• Written problem: Below are records to be output exactly, every one of them.

---- Input rows

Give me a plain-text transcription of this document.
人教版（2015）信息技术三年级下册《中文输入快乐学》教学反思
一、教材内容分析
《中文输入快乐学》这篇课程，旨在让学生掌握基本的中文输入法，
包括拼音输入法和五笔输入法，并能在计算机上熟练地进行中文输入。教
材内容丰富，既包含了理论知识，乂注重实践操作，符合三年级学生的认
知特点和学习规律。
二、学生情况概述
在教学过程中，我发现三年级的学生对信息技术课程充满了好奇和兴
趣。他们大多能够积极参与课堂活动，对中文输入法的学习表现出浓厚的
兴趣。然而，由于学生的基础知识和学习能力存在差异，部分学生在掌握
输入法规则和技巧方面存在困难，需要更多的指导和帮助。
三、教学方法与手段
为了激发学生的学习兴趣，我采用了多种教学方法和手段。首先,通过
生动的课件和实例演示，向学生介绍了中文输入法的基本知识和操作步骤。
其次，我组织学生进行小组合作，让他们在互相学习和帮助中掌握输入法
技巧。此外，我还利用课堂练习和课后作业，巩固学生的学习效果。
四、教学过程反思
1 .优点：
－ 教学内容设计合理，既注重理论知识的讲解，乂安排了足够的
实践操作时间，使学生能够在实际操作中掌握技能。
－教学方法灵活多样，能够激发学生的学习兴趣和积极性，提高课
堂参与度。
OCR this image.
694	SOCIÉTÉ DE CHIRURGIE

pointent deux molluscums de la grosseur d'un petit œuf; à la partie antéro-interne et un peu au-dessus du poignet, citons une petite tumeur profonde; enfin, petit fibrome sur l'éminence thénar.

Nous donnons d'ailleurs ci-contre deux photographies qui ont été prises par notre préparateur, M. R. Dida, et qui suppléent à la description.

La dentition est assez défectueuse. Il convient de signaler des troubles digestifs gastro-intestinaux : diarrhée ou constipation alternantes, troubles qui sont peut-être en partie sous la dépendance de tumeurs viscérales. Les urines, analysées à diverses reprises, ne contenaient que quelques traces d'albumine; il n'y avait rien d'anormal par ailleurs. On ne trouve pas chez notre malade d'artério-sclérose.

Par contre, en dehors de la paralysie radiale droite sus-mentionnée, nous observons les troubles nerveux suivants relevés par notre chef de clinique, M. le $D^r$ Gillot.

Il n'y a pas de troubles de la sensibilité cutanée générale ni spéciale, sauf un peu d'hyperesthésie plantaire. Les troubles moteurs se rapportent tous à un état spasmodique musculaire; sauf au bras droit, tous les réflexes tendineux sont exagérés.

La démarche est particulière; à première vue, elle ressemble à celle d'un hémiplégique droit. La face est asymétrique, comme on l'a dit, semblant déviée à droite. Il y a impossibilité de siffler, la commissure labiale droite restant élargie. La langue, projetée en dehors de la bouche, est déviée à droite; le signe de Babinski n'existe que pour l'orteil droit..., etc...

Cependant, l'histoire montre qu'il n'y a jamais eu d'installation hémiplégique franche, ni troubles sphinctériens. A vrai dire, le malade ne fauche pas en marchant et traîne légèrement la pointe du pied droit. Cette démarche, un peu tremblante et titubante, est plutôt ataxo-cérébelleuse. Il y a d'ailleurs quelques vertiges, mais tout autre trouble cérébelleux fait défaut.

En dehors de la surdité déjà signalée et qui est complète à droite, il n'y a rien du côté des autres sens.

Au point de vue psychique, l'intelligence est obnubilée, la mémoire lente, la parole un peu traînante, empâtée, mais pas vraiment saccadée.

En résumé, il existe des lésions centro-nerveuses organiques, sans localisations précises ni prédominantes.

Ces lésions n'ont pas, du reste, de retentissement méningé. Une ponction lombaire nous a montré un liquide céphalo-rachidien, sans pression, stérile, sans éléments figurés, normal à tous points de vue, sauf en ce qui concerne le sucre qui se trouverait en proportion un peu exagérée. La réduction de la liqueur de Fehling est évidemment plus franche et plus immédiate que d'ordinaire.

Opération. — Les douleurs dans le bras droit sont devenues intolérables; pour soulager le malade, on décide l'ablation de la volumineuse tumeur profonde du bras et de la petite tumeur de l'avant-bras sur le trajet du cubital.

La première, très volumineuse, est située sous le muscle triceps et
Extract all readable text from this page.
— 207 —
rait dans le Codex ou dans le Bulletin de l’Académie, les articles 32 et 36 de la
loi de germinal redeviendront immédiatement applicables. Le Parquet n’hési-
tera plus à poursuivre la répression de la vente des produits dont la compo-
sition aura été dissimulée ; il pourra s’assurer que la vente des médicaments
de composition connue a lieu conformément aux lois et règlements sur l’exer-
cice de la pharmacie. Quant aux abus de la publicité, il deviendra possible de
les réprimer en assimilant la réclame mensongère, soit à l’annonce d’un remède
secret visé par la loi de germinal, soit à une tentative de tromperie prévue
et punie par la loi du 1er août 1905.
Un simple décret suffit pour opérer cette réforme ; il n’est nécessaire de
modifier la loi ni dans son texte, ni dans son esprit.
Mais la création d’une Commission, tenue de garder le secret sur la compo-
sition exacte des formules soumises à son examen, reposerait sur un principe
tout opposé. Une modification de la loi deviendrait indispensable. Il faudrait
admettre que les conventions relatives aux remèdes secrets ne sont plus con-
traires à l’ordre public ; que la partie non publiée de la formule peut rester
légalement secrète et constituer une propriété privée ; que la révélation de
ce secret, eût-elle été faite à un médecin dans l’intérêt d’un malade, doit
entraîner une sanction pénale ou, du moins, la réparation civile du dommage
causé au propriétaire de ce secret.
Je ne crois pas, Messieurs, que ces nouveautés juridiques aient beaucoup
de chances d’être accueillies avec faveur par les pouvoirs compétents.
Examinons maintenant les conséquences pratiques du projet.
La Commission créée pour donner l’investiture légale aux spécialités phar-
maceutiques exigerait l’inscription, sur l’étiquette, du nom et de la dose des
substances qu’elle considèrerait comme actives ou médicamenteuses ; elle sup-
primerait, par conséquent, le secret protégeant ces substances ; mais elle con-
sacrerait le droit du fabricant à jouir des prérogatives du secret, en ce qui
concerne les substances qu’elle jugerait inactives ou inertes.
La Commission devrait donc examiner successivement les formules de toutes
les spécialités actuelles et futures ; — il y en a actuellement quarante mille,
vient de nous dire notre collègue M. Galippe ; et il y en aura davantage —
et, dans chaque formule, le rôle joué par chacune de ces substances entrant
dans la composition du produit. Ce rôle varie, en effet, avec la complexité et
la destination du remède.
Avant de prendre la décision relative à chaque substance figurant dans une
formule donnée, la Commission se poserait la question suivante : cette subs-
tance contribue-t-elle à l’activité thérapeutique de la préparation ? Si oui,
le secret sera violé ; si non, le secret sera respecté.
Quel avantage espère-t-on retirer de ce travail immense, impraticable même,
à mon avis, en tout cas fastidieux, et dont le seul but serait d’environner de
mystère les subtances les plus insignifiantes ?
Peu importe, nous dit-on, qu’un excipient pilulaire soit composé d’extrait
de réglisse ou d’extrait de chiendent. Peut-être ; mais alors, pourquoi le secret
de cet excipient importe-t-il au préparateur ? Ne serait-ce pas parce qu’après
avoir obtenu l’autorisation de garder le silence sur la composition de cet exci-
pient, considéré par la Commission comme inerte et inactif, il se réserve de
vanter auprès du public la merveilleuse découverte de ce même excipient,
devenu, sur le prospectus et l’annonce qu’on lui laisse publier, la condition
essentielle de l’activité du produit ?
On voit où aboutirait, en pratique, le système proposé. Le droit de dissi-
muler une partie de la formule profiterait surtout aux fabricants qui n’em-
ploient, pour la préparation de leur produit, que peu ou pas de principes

--------

• Written solution:
Give me a plain-text transcription of this document.
人教版（2015）信息技术三年级下册《中文输入快乐学》教学反思
一、教材内容分析
《中文输入快乐学》这篇课程，旨在让学生掌握基本的中文输入法，
包括拼音输入法和五笔输入法，并能在计算机上熟练地进行中文输入。教
材内容丰富，既包含了理论知识，乂注重实践操作，符合三年级学生的认
知特点和学习规律。
二、学生情况概述
在教学过程中，我发现三年级的学生对信息技术课程充满了好奇和兴
趣。他们大多能够积极参与课堂活动，对中文输入法的学习表现出浓厚的
兴趣。然而，由于学生的基础知识和学习能力存在差异，部分学生在掌握
输入法规则和技巧方面存在困难，需要更多的指导和帮助。
三、教学方法与手段
为了激发学生的学习兴趣，我采用了多种教学方法和手段。首先,通过
生动的课件和实例演示，向学生介绍了中文输入法的基本知识和操作步骤。
其次，我组织学生进行小组合作，让他们在互相学习和帮助中掌握输入法
技巧。此外，我还利用课堂练习和课后作业，巩固学生的学习效果。
四、教学过程反思
1 .优点：
－ 教学内容设计合理，既注重理论知识的讲解，乂安排了足够的
实践操作时间，使学生能够在实际操作中掌握技能。
－教学方法灵活多样，能够激发学生的学习兴趣和积极性，提高课
堂参与度。
OCR this image.
694	SOCIÉTÉ DE CHIRURGIE

pointent deux molluscums de la grosseur d'un petit œuf; à la partie antéro-interne et un peu au-dessus du poignet, citons une petite tumeur profonde; enfin, petit fibrome sur l'éminence thénar.

Nous donnons d'ailleurs ci-contre deux photographies qui ont été prises par notre préparateur, M. R. Dida, et qui suppléent à la description.

La dentition est assez défectueuse. Il convient de signaler des troubles digestifs gastro-intestinaux : diarrhée ou constipation alternantes, troubles qui sont peut-être en partie sous la dépendance de tumeurs viscérales. Les urines, analysées à diverses reprises, ne contenaient que quelques traces d'albumine; il n'y avait rien d'anormal par ailleurs. On ne trouve pas chez notre malade d'artério-sclérose.

Par contre, en dehors de la paralysie radiale droite sus-mentionnée, nous observons les troubles nerveux suivants relevés par notre chef de clinique, M. le $D^r$ Gillot.

Il n'y a pas de troubles de la sensibilité cutanée générale ni spéciale, sauf un peu d'hyperesthésie plantaire. Les troubles moteurs se rapportent tous à un état spasmodique musculaire; sauf au bras droit, tous les réflexes tendineux sont exagérés.

La démarche est particulière; à première vue, elle ressemble à celle d'un hémiplégique droit. La face est asymétrique, comme on l'a dit, semblant déviée à droite. Il y a impossibilité de siffler, la commissure labiale droite restant élargie. La langue, projetée en dehors de la bouche, est déviée à droite; le signe de Babinski n'existe que pour l'orteil droit..., etc...

Cependant, l'histoire montre qu'il n'y a jamais eu d'installation hémiplégique franche, ni troubles sphinctériens. A vrai dire, le malade ne fauche pas en marchant et traîne légèrement la pointe du pied droit. Cette démarche, un peu tremblante et titubante, est plutôt ataxo-cérébelleuse. Il y a d'ailleurs quelques vertiges, mais tout autre trouble cérébelleux fait défaut.

En dehors de la surdité déjà signalée et qui est complète à droite, il n'y a rien du côté des autres sens.

Au point de vue psychique, l'intelligence est obnubilée, la mémoire lente, la parole un peu traînante, empâtée, mais pas vraiment saccadée.

En résumé, il existe des lésions centro-nerveuses organiques, sans localisations précises ni prédominantes.

Ces lésions n'ont pas, du reste, de retentissement méningé. Une ponction lombaire nous a montré un liquide céphalo-rachidien, sans pression, stérile, sans éléments figurés, normal à tous points de vue, sauf en ce qui concerne le sucre qui se trouverait en proportion un peu exagérée. La réduction de la liqueur de Fehling est évidemment plus franche et plus immédiate que d'ordinaire.

Opération. — Les douleurs dans le bras droit sont devenues intolérables; pour soulager le malade, on décide l'ablation de la volumineuse tumeur profonde du bras et de la petite tumeur de l'avant-bras sur le trajet du cubital.

La première, très volumineuse, est située sous le muscle triceps et
Extract all readable text from this page.
— 207 —
rait dans le Codex ou dans le Bulletin de l’Académie, les articles 32 et 36 de la
loi de germinal redeviendront immédiatement applicables. Le Parquet n’hési-
tera plus à poursuivre la répression de la vente des produits dont la compo-
sition aura été dissimulée ; il pourra s’assurer que la vente des médicaments
de composition connue a lieu conformément aux lois et règlements sur l’exer-
cice de la pharmacie. Quant aux abus de la publicité, il deviendra possible de
les réprimer en assimilant la réclame mensongère, soit à l’annonce d’un remède
secret visé par la loi de germinal, soit à une tentative de tromperie prévue
et punie par la loi du 1er août 1905.
Un simple décret suffit pour opérer cette réforme ; il n’est nécessaire de
modifier la loi ni dans son texte, ni dans son esprit.
Mais la création d’une Commission, tenue de garder le secret sur la compo-
sition exacte des formules soumises à son examen, reposerait sur un principe
tout opposé. Une modification de la loi deviendrait indispensable. Il faudrait
admettre que les conventions relatives aux remèdes secrets ne sont plus con-
traires à l’ordre public ; que la partie non publiée de la formule peut rester
légalement secrète et constituer une propriété privée ; que la révélation de
ce secret, eût-elle été faite à un médecin dans l’intérêt d’un malade, doit
entraîner une sanction pénale ou, du moins, la réparation civile du dommage
causé au propriétaire de ce secret.
Je ne crois pas, Messieurs, que ces nouveautés juridiques aient beaucoup
de chances d’être accueillies avec faveur par les pouvoirs compétents.
Examinons maintenant les conséquences pratiques du projet.
La Commission créée pour donner l’investiture légale aux spécialités phar-
maceutiques exigerait l’inscription, sur l’étiquette, du nom et de la dose des
substances qu’elle considèrerait comme actives ou médicamenteuses ; elle sup-
primerait, par conséquent, le secret protégeant ces substances ; mais elle con-
sacrerait le droit du fabricant à jouir des prérogatives du secret, en ce qui
concerne les substances qu’elle jugerait inactives ou inertes.
La Commission devrait donc examiner successivement les formules de toutes
les spécialités actuelles et futures ; — il y en a actuellement quarante mille,
vient de nous dire notre collègue M. Galippe ; et il y en aura davantage —
et, dans chaque formule, le rôle joué par chacune de ces substances entrant
dans la composition du produit. Ce rôle varie, en effet, avec la complexité et
la destination du remède.
Avant de prendre la décision relative à chaque substance figurant dans une
formule donnée, la Commission se poserait la question suivante : cette subs-
tance contribue-t-elle à l’activité thérapeutique de la préparation ? Si oui,
le secret sera violé ; si non, le secret sera respecté.
Quel avantage espère-t-on retirer de ce travail immense, impraticable même,
à mon avis, en tout cas fastidieux, et dont le seul but serait d’environner de
mystère les subtances les plus insignifiantes ?
Peu importe, nous dit-on, qu’un excipient pilulaire soit composé d’extrait
de réglisse ou d’extrait de chiendent. Peut-être ; mais alors, pourquoi le secret
de cet excipient importe-t-il au préparateur ? Ne serait-ce pas parce qu’après
avoir obtenu l’autorisation de garder le silence sur la composition de cet exci-
pient, considéré par la Commission comme inerte et inactif, il se réserve de
vanter auprès du public la merveilleuse découverte de ce même excipient,
devenu, sur le prospectus et l’annonce qu’on lui laisse publier, la condition
essentielle de l’activité du produit ?
On voit où aboutirait, en pratique, le système proposé. Le droit de dissi-
muler une partie de la formule profiterait surtout aux fabricants qui n’em-
ploient, pour la préparation de leur produit, que peu ou pas de principes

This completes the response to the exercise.